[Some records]
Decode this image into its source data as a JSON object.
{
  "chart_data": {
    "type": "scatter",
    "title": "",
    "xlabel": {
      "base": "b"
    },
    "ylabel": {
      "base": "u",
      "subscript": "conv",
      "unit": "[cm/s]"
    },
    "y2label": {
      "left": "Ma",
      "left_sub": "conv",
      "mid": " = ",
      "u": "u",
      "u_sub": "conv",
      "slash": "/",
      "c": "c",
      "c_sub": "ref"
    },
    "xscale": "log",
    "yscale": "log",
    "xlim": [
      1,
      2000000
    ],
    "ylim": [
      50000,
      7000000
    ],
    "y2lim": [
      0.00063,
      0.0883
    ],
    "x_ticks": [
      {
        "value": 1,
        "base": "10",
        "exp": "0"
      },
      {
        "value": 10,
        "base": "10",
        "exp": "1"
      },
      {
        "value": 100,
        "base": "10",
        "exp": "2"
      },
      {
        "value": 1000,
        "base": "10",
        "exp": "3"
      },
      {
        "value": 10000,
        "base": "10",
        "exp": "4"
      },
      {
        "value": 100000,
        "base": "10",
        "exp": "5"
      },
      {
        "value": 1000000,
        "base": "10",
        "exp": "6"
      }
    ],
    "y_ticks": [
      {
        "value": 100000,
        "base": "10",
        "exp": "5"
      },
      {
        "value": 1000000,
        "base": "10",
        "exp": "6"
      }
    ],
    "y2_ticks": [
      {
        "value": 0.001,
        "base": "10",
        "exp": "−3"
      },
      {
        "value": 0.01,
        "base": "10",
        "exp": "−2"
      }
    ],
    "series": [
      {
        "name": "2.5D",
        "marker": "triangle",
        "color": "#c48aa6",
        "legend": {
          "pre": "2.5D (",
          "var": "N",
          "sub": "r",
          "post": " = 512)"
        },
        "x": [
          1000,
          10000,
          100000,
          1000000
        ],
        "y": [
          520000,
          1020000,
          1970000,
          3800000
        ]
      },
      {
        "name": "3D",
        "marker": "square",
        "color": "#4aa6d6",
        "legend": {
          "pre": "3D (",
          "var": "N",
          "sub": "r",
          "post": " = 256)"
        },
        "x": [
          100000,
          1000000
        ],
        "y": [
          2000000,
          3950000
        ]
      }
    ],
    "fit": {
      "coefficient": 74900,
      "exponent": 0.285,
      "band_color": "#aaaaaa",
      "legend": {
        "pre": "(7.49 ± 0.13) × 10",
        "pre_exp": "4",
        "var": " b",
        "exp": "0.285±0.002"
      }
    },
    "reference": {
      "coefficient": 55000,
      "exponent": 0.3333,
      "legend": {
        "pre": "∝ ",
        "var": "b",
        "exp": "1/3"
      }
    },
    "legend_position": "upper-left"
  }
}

● Problem to solve
Some lines of the data may hold the word "value". Say how many do, with nothing else.

● Response for this exercise
11